Your instructions:
Spot each line that carries the word "JSON"; copy those lines.

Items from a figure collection
══════
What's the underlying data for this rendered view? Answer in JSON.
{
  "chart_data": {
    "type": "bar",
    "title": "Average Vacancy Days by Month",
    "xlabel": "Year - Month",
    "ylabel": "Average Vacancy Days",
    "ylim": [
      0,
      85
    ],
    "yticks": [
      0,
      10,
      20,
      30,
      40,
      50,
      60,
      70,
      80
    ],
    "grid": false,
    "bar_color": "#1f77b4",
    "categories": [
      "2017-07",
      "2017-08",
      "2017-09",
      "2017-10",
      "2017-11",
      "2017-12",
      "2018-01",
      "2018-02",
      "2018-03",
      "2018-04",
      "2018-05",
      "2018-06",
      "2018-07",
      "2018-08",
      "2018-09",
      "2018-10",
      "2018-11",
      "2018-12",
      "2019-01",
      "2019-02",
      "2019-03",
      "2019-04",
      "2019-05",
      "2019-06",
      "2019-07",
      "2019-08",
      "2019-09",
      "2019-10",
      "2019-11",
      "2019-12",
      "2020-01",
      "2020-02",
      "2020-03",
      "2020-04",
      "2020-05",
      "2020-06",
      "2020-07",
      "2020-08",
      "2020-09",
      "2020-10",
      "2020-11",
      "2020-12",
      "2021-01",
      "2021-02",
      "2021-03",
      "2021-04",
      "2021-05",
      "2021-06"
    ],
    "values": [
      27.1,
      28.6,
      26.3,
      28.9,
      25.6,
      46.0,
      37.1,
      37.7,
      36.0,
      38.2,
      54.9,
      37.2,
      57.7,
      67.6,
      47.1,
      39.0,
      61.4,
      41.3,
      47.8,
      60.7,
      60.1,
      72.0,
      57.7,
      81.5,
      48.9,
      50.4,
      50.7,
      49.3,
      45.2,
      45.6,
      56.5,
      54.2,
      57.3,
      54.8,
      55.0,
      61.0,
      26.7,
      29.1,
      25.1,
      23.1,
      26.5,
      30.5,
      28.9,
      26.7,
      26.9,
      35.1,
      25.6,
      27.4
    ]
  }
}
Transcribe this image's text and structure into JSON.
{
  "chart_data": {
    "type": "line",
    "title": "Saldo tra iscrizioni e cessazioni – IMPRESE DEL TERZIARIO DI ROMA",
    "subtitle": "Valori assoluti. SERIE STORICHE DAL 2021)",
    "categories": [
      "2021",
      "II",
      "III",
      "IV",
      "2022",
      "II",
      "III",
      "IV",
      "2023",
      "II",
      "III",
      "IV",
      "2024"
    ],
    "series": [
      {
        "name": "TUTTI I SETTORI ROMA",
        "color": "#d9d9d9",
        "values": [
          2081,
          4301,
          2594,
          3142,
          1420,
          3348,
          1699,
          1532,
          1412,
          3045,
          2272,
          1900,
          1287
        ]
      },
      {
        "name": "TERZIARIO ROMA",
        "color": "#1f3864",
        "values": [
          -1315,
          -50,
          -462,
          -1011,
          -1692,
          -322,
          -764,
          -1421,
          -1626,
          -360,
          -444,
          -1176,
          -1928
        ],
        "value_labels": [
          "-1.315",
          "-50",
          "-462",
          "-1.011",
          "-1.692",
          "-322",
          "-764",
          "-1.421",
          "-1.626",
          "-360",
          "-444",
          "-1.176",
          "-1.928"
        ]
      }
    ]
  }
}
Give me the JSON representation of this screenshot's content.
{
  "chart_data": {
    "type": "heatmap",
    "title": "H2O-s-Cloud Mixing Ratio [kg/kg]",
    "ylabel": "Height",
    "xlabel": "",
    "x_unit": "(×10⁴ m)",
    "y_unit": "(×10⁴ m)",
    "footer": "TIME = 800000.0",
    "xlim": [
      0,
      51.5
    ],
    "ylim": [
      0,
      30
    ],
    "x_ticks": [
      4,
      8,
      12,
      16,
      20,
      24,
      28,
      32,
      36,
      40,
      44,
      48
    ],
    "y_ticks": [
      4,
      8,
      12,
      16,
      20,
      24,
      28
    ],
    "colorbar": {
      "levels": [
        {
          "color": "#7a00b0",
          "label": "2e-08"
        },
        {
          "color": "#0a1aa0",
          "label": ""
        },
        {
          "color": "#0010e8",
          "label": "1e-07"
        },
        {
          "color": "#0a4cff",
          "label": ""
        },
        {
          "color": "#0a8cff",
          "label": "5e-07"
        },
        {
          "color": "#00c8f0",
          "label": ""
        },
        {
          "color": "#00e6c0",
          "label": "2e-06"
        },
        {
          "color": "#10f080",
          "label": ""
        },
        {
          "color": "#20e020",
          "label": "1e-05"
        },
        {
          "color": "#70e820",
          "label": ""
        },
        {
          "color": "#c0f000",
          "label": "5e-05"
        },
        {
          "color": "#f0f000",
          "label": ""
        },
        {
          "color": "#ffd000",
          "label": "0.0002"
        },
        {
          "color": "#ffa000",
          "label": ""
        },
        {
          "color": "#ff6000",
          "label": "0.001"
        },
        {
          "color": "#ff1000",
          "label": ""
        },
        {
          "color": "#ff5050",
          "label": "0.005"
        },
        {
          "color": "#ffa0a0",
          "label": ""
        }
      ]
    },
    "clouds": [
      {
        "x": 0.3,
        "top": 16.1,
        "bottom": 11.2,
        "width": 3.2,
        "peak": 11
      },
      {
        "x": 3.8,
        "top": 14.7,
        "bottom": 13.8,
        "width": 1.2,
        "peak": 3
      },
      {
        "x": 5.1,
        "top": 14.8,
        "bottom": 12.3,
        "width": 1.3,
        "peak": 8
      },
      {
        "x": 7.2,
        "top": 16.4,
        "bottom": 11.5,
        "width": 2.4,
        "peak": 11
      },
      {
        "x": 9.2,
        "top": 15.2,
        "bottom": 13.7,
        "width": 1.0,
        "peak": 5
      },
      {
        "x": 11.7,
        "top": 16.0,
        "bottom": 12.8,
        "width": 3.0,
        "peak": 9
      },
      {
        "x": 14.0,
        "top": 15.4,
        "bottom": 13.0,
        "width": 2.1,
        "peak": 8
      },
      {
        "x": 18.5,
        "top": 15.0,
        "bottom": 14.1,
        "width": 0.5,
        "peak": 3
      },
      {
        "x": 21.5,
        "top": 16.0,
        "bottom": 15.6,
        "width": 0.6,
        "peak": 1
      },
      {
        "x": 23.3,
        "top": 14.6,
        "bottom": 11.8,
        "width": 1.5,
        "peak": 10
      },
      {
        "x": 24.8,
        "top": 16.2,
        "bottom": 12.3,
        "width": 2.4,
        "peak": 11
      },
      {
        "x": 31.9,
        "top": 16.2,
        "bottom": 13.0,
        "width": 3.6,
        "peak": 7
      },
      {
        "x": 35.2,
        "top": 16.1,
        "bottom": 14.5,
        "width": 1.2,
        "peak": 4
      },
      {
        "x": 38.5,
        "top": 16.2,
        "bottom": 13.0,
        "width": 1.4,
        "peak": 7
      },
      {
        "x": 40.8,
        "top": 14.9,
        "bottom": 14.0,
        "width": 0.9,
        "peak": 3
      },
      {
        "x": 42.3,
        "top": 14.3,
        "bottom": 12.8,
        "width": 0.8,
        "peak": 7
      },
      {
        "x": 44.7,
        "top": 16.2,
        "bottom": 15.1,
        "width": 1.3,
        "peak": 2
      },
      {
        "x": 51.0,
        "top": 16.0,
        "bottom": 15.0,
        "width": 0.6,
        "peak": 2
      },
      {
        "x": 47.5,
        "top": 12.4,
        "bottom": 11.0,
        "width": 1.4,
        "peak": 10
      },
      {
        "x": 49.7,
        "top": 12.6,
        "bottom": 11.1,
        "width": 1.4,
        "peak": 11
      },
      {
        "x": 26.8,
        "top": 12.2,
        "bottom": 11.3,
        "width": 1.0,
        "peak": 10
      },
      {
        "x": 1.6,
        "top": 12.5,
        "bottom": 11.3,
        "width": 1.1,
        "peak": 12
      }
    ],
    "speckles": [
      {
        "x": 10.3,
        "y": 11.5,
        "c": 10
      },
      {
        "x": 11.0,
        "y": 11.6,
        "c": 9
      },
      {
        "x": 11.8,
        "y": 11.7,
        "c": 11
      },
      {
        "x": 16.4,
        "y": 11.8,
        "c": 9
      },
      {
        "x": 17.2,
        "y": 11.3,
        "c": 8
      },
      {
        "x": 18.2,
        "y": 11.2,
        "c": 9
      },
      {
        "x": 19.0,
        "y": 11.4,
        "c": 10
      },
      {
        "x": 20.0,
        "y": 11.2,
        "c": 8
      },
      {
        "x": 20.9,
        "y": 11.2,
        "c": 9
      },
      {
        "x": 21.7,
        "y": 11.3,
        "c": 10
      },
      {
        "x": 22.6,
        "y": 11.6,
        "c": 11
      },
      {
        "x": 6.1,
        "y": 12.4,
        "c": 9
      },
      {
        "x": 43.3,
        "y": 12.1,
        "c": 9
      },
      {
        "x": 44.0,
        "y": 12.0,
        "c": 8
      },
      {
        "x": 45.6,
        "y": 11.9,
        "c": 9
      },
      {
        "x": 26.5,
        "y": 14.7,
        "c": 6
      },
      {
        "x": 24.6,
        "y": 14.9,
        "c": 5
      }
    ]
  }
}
══════
Solved problem:
What's the underlying data for this rendered view? Answer in JSON.
Transcribe this image's text and structure into JSON.
Give me the JSON representation of this screenshot's content.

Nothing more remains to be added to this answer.